:: Exercise goal ::
What is the number of lines holding the word "this"? Write that number and nothing else.
── Data supplied
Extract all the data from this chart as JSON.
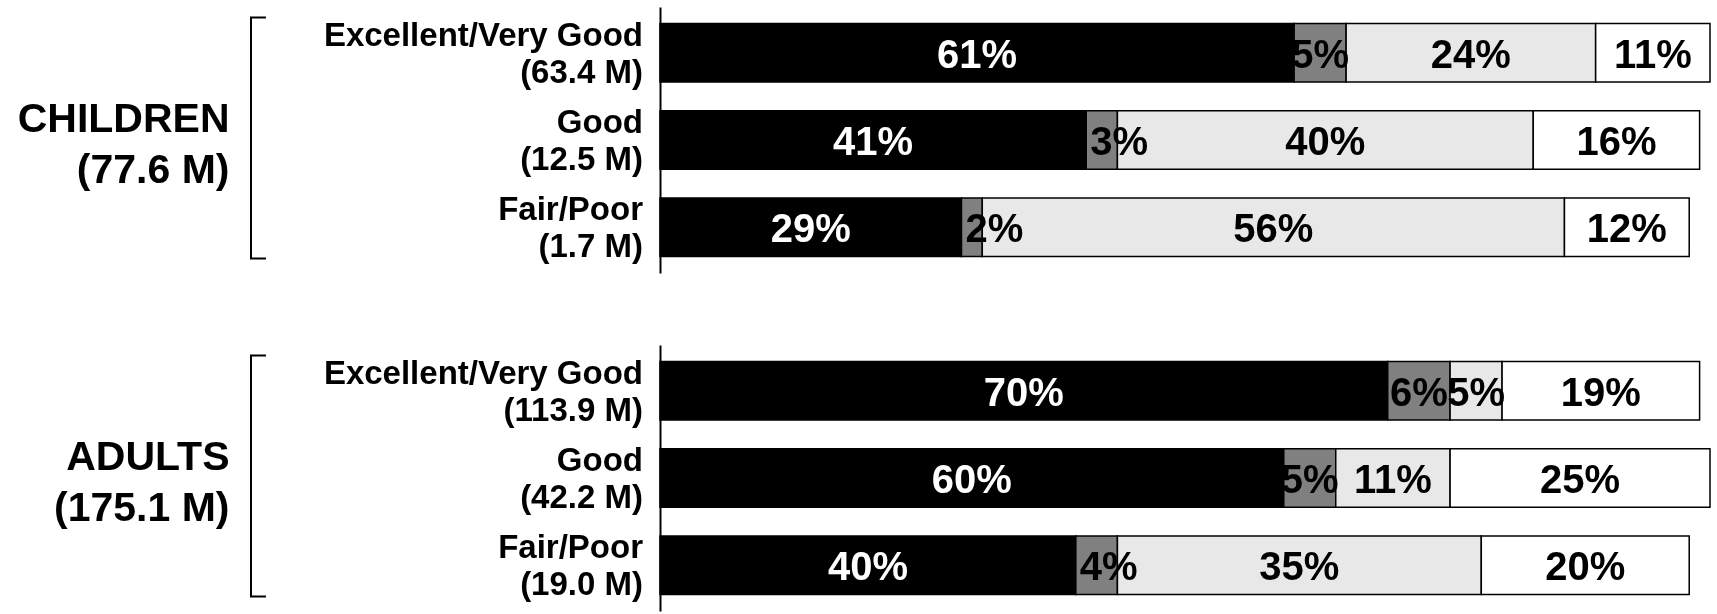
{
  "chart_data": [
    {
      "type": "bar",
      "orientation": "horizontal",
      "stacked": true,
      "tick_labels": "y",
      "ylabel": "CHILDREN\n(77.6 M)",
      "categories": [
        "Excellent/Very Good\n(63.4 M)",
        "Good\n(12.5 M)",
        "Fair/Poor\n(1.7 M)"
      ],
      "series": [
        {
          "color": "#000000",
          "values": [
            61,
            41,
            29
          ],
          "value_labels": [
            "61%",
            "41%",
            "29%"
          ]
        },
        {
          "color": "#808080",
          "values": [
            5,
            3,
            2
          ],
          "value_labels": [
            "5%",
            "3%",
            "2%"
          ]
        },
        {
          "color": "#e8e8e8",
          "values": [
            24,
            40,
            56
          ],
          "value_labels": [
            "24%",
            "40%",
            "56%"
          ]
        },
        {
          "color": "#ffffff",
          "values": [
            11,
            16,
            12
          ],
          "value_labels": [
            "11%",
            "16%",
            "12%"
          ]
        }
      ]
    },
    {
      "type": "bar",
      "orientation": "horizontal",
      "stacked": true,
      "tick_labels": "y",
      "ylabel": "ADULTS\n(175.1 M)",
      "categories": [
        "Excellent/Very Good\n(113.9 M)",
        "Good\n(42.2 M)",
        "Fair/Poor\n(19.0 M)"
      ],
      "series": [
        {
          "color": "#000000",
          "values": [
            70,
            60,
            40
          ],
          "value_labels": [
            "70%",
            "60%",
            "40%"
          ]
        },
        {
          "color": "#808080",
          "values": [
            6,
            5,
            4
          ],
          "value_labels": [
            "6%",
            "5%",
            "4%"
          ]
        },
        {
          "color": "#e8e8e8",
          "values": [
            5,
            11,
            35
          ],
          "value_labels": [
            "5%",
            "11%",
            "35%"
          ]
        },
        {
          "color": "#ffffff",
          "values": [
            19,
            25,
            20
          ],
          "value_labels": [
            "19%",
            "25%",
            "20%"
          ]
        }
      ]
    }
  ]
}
────
── Data supplied
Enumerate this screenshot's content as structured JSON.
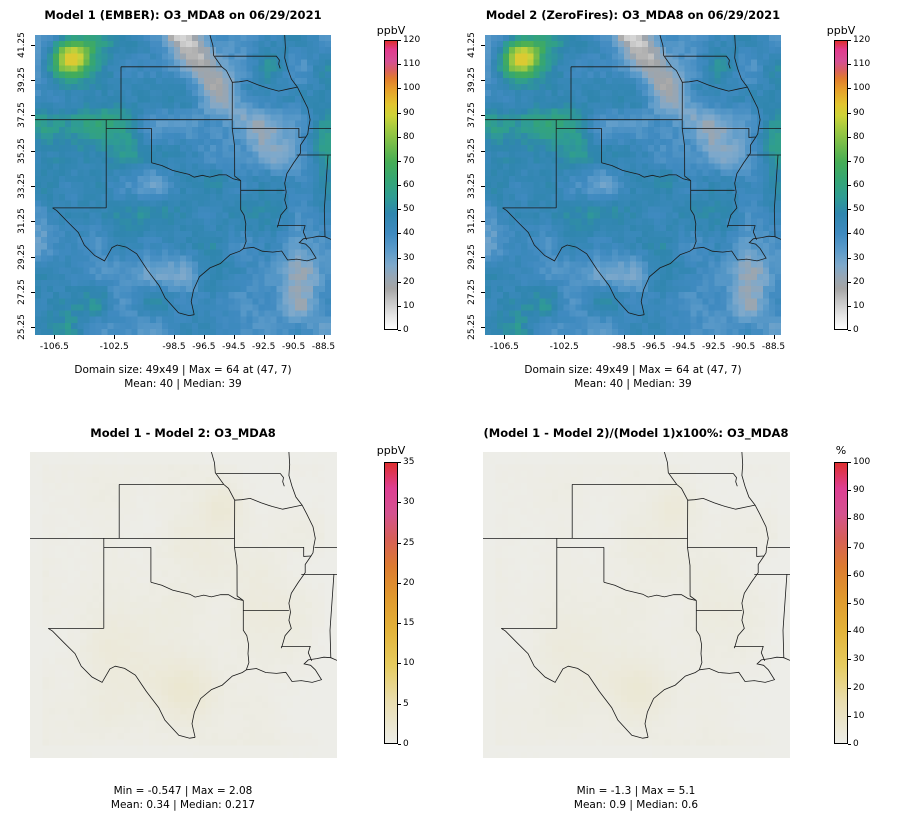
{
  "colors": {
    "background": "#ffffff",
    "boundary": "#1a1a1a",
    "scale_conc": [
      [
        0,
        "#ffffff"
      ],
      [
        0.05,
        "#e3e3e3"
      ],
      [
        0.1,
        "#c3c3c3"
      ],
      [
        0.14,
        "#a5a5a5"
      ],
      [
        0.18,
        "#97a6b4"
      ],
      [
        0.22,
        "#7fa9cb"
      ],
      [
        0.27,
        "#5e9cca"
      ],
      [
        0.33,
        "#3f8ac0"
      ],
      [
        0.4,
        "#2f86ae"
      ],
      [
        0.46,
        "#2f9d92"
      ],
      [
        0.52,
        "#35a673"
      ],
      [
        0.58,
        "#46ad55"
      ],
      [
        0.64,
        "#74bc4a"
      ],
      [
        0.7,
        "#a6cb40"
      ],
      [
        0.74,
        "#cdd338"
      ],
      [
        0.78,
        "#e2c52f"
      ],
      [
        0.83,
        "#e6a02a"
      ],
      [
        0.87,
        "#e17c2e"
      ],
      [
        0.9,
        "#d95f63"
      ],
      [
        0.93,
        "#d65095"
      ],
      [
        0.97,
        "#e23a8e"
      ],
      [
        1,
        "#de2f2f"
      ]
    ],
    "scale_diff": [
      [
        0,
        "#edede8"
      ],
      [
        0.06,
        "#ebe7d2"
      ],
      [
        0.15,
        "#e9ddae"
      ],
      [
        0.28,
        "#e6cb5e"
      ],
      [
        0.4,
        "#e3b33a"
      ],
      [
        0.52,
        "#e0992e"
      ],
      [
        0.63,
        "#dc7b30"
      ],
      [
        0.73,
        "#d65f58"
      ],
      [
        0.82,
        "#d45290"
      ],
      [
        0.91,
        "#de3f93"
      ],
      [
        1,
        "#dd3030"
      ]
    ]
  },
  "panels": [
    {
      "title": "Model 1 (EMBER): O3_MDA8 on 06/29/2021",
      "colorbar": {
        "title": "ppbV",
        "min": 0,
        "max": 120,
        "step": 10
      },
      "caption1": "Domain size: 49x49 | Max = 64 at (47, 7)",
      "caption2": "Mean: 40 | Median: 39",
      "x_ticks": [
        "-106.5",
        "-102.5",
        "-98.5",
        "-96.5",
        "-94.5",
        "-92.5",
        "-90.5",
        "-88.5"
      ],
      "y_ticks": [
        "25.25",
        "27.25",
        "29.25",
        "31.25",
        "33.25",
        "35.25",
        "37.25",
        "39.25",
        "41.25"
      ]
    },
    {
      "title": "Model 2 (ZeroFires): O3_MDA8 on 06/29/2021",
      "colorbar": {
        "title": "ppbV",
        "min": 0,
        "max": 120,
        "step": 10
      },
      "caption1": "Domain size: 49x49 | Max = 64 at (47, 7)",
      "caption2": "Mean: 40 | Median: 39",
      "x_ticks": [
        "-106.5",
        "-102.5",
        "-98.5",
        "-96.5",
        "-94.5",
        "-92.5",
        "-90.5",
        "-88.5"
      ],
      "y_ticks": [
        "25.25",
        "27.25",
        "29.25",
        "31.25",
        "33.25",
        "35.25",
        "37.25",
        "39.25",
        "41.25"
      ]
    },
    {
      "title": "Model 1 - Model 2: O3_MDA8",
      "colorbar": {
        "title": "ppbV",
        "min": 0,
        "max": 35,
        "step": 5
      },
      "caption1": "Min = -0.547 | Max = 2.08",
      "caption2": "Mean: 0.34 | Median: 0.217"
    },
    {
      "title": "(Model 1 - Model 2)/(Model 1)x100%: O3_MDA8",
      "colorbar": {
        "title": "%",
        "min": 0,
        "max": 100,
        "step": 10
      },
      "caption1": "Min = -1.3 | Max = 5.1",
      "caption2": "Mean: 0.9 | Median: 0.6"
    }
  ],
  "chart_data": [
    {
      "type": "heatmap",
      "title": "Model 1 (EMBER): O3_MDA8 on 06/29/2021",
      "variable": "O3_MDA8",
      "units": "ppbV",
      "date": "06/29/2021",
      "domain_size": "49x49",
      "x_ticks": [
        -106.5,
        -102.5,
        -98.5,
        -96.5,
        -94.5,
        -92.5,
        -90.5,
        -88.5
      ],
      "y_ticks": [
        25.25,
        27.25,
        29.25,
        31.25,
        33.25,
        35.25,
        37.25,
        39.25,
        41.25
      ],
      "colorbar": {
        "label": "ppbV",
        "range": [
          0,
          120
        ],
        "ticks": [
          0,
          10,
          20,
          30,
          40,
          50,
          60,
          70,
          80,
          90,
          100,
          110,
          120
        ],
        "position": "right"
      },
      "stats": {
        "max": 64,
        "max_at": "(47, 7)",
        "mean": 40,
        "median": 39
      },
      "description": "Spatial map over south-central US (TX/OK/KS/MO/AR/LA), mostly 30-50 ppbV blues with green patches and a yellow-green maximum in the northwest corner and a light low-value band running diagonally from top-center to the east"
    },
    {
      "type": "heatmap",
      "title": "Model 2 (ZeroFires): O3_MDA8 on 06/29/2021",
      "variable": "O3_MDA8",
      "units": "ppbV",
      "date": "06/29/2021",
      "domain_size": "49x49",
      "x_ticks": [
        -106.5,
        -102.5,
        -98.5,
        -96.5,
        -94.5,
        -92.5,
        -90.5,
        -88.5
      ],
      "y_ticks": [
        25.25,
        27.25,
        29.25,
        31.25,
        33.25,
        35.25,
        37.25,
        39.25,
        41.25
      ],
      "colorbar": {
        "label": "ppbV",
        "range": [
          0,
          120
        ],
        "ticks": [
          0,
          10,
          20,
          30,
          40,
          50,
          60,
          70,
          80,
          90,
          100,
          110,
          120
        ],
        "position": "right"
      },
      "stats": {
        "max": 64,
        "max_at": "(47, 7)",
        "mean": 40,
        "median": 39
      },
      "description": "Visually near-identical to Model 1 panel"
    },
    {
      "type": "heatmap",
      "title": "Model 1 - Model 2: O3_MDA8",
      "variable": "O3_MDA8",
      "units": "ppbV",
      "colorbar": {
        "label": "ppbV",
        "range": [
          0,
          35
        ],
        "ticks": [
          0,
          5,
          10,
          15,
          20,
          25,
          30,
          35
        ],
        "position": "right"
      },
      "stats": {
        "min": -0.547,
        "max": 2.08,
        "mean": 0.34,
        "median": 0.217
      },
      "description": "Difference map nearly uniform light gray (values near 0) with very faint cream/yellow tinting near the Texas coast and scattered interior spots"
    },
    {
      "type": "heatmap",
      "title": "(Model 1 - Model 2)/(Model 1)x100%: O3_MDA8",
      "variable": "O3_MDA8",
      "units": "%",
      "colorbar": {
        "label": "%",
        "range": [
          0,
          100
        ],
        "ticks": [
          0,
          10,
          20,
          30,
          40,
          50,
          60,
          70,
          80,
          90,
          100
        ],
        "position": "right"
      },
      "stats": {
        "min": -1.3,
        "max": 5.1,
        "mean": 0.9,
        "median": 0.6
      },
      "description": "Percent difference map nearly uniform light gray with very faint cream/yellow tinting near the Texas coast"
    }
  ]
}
────
:: Expected output ::
2